Pull every line containing the word "ASSP" from the records.

·····

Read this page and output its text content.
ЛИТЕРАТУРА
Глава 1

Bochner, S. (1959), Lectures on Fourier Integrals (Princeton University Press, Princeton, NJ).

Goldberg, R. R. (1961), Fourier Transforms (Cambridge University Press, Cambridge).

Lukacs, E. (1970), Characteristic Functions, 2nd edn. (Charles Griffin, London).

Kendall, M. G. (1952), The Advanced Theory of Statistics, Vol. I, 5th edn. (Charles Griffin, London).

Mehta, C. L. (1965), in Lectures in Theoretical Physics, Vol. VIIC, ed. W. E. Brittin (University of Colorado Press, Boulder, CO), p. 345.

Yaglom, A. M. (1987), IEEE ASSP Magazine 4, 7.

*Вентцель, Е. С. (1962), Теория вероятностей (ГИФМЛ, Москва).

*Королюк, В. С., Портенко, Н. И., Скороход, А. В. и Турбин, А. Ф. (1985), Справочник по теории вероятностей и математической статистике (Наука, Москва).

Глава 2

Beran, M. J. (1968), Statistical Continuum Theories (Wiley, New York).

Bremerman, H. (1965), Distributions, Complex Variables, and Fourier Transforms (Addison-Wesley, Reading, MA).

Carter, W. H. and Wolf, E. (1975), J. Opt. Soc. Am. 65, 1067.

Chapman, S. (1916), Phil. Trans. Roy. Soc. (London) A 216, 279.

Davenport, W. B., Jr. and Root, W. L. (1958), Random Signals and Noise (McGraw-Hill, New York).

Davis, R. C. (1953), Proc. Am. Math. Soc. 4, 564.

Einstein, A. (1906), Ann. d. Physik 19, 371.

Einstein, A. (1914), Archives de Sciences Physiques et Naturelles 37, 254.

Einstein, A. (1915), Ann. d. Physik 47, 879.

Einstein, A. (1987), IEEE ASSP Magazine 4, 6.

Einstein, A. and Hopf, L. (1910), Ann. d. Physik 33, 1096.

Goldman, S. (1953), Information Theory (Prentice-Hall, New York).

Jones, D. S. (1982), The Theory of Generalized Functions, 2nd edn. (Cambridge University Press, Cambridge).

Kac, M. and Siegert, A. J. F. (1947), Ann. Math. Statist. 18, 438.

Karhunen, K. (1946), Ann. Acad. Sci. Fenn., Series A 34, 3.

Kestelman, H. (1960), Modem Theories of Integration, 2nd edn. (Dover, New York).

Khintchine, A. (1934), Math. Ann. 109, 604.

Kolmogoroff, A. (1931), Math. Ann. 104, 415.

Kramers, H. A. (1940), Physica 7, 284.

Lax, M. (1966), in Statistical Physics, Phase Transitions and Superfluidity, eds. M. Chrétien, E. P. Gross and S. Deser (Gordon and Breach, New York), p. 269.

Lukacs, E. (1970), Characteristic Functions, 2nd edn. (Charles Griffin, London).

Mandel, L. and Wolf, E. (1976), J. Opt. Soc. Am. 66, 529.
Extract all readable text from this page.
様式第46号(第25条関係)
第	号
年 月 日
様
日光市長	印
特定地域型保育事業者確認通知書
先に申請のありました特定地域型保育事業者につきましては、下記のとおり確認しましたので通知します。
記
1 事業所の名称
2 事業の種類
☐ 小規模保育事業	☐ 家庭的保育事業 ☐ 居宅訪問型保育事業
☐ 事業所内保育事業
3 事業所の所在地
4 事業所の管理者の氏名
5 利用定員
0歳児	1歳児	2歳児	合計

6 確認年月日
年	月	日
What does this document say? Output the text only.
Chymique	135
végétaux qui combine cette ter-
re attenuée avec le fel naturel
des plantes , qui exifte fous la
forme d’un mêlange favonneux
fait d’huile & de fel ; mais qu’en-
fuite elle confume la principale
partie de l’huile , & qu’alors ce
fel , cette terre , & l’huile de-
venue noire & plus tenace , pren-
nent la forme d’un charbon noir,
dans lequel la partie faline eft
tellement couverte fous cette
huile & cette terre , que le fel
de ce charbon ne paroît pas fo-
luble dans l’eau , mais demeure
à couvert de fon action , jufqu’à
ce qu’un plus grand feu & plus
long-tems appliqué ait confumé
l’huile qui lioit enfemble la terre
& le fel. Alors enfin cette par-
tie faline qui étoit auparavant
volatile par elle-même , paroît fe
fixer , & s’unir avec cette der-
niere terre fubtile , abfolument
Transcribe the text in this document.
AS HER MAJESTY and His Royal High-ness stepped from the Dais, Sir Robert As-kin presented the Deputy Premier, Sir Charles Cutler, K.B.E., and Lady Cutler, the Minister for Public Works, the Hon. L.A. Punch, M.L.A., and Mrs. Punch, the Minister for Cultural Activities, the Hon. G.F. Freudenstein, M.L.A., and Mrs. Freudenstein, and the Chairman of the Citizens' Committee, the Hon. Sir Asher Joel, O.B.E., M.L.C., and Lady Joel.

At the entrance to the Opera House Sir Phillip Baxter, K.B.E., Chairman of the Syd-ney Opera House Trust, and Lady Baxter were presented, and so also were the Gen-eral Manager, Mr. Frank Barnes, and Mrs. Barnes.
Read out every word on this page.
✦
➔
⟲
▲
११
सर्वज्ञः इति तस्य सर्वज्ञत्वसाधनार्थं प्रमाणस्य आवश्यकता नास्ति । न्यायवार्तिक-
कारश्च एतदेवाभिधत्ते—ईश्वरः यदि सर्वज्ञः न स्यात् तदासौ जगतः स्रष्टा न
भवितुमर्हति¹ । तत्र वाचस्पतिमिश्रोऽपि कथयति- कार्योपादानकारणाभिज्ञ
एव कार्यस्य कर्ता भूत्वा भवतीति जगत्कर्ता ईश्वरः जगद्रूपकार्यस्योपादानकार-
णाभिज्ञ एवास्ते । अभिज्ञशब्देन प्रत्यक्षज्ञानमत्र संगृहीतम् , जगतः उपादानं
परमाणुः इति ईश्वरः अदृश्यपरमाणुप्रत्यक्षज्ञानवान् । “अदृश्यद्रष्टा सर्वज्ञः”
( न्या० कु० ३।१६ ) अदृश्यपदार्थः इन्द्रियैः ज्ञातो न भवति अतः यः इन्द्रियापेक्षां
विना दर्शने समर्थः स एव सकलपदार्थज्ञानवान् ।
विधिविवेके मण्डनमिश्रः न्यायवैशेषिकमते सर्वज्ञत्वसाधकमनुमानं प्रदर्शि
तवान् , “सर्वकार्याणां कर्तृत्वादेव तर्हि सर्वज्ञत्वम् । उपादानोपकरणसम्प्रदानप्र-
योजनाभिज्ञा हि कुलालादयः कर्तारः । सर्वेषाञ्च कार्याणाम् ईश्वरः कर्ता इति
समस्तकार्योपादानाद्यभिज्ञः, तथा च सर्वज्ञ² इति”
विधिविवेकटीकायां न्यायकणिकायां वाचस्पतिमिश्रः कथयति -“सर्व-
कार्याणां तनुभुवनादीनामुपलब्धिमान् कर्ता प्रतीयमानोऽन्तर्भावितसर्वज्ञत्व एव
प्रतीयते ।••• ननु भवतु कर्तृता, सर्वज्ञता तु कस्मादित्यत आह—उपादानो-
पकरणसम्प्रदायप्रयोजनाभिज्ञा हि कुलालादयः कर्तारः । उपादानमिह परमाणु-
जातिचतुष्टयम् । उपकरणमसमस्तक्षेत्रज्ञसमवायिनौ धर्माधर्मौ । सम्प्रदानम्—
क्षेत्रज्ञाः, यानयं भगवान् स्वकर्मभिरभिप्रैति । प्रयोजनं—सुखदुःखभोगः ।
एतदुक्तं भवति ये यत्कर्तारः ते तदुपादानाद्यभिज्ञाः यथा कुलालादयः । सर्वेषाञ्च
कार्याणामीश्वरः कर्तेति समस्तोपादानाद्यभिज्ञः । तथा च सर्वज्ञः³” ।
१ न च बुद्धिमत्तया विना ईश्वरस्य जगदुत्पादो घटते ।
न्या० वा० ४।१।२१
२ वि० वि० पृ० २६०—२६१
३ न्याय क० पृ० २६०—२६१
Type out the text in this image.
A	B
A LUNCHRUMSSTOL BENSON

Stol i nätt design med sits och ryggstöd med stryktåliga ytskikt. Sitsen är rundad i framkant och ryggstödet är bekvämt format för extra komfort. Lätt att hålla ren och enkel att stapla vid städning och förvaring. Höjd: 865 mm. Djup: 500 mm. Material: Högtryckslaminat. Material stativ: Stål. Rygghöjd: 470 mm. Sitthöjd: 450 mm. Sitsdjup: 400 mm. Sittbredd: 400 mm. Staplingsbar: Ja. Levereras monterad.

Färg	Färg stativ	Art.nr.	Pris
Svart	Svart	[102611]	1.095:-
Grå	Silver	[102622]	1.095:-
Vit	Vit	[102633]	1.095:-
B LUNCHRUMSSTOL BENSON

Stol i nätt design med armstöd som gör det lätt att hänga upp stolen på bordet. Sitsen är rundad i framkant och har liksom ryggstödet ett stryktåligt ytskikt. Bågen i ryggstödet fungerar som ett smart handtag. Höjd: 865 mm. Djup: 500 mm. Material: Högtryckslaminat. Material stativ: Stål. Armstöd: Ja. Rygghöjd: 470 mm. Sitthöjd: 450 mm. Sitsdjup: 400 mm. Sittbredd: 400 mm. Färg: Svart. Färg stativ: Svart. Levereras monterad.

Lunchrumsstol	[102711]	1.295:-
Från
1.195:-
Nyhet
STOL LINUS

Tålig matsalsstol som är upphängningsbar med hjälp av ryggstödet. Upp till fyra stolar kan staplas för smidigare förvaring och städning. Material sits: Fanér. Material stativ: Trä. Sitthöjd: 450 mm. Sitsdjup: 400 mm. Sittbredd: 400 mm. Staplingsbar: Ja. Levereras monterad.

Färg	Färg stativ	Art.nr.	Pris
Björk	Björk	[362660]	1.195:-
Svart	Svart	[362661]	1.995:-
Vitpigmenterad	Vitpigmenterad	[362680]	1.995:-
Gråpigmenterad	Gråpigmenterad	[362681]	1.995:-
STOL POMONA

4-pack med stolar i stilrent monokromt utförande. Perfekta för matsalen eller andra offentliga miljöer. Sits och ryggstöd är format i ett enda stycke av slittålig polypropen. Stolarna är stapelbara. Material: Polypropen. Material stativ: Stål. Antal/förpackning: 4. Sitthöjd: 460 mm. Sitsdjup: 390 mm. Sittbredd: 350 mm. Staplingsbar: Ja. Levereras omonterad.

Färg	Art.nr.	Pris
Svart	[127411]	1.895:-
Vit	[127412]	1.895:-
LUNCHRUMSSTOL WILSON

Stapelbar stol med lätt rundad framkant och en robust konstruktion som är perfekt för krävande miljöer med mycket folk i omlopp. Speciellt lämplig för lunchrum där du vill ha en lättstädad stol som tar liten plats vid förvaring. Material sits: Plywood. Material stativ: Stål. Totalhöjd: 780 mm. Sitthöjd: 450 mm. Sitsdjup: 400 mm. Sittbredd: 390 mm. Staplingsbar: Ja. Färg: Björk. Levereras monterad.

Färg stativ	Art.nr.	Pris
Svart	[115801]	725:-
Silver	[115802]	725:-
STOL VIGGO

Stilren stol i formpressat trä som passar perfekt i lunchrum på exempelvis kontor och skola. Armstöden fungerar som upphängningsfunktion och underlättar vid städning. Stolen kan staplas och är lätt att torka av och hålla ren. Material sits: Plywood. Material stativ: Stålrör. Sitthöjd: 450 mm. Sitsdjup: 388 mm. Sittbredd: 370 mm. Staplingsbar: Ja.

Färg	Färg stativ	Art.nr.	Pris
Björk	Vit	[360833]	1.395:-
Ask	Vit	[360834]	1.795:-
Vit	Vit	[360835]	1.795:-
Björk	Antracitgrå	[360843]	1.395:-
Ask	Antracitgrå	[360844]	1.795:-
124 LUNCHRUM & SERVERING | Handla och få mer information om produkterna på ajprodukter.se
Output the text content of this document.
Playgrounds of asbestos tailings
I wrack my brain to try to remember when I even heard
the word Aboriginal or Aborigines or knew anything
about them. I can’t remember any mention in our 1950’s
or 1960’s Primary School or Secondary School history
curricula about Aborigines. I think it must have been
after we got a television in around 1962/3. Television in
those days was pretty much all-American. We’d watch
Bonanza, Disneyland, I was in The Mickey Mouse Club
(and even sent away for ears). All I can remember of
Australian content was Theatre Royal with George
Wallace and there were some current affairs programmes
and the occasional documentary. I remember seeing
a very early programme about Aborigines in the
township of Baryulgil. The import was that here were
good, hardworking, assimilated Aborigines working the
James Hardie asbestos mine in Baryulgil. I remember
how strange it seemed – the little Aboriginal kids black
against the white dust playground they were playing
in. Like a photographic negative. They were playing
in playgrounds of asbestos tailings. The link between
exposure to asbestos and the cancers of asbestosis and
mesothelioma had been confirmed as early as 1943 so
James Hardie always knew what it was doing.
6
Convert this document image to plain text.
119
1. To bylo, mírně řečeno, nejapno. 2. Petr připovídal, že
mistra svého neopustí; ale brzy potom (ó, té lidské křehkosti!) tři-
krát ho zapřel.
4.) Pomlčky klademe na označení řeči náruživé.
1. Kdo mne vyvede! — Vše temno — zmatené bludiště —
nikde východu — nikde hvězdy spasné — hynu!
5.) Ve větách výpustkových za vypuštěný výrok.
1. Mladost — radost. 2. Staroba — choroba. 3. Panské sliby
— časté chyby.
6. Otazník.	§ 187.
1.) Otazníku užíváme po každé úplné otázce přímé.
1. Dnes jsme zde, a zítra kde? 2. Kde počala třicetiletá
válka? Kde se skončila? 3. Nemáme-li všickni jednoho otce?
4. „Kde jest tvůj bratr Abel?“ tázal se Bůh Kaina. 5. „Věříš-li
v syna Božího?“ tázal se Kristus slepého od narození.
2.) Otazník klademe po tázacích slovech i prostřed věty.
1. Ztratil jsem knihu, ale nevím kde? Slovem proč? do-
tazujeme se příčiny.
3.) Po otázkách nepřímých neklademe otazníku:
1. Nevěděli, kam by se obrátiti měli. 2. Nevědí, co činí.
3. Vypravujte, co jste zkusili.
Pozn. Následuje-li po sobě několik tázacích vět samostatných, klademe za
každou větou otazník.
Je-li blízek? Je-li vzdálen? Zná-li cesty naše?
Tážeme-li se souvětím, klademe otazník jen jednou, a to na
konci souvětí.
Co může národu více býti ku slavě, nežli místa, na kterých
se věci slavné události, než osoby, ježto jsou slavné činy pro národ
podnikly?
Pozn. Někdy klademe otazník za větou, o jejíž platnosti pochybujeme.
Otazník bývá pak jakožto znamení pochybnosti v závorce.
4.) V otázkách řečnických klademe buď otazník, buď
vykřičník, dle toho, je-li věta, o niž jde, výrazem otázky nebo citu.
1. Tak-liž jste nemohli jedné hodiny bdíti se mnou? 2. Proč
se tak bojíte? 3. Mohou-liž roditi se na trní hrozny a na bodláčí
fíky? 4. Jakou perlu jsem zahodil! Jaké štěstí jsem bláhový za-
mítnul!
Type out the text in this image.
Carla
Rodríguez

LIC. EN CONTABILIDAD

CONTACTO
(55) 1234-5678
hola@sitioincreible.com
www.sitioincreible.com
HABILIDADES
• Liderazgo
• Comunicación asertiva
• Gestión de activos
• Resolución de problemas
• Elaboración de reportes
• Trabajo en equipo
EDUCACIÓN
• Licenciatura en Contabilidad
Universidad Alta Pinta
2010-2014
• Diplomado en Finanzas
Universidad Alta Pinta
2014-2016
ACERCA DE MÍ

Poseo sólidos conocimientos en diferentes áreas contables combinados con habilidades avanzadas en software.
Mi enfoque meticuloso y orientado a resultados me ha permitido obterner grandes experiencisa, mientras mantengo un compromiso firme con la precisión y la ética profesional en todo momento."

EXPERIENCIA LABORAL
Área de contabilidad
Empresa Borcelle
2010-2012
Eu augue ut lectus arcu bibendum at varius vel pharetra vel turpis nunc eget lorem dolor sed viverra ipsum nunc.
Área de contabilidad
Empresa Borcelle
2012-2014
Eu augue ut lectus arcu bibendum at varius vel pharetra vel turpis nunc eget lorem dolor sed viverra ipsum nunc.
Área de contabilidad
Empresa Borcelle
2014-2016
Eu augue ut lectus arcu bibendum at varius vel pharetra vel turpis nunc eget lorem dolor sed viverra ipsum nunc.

·····

The reply |
Yaglom, A. M. (1987), IEEE ASSP Magazine 4, 7.
Einstein, A. (1987), IEEE ASSP Magazine 4, 6.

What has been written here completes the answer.